DATA LINES:
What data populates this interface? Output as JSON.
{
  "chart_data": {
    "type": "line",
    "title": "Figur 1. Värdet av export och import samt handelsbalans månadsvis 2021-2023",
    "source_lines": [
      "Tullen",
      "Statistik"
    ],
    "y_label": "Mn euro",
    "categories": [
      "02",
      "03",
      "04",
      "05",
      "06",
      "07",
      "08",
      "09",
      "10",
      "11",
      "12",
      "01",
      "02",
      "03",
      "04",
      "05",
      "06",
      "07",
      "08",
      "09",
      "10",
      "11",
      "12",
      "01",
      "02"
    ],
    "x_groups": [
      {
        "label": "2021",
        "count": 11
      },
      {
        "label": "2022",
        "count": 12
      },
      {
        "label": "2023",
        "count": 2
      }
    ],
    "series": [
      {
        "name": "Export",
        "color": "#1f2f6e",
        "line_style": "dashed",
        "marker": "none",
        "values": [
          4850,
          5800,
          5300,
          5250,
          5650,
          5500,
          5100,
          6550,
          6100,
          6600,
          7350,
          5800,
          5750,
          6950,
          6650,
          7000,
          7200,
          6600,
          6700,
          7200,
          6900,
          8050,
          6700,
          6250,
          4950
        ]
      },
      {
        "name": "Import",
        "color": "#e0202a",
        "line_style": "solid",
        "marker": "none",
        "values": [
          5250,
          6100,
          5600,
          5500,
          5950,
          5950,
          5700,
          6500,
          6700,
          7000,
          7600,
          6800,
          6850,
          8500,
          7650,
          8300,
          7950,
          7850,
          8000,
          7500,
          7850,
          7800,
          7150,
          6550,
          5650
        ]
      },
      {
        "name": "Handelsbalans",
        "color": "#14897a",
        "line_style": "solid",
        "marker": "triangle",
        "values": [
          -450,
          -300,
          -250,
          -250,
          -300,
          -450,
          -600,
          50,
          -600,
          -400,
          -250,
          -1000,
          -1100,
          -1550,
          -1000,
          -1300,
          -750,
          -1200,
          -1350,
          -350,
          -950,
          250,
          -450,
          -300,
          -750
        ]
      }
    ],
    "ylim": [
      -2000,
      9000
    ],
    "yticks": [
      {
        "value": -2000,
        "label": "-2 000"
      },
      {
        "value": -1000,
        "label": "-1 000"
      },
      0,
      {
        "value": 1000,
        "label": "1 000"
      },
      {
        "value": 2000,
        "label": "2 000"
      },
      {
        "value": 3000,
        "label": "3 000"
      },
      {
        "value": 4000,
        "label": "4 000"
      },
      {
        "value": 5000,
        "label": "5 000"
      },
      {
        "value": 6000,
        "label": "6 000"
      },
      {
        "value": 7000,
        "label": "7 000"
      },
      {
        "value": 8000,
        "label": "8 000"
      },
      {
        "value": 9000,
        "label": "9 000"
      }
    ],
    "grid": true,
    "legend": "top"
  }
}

AIM:
Find the string "name" in the records, then copy each line where it occurs.

SOLVED PROBLEM:
        "name": "Export",
        "name": "Import",
        "name": "Handelsbalans",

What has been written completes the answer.